Dataset entries
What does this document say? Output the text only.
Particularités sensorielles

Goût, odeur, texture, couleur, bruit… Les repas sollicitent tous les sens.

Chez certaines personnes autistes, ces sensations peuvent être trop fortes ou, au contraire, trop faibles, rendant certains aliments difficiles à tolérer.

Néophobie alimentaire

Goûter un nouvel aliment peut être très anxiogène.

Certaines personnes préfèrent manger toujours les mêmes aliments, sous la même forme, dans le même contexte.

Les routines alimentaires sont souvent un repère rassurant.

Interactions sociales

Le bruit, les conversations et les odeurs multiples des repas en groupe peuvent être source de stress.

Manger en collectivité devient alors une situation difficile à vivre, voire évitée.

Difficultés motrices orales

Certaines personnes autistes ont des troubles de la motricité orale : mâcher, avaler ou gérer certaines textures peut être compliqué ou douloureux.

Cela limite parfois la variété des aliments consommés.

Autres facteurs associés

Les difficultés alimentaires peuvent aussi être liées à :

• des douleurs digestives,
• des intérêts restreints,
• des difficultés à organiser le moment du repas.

Objective
Every entry should be output exactly as written, please.

Output of the task
What does this document say? Output the text only.
Particularités sensorielles

Goût, odeur, texture, couleur, bruit… Les repas sollicitent tous les sens.

Chez certaines personnes autistes, ces sensations peuvent être trop fortes ou, au contraire, trop faibles, rendant certains aliments difficiles à tolérer.

Néophobie alimentaire

Goûter un nouvel aliment peut être très anxiogène.

Certaines personnes préfèrent manger toujours les mêmes aliments, sous la même forme, dans le même contexte.

Les routines alimentaires sont souvent un repère rassurant.

Interactions sociales

Le bruit, les conversations et les odeurs multiples des repas en groupe peuvent être source de stress.

Manger en collectivité devient alors une situation difficile à vivre, voire évitée.

Difficultés motrices orales

Certaines personnes autistes ont des troubles de la motricité orale : mâcher, avaler ou gérer certaines textures peut être compliqué ou douloureux.

Cela limite parfois la variété des aliments consommés.

Autres facteurs associés

Les difficultés alimentaires peuvent aussi être liées à :

• des douleurs digestives,
• des intérêts restreints,
• des difficultés à organiser le moment du repas.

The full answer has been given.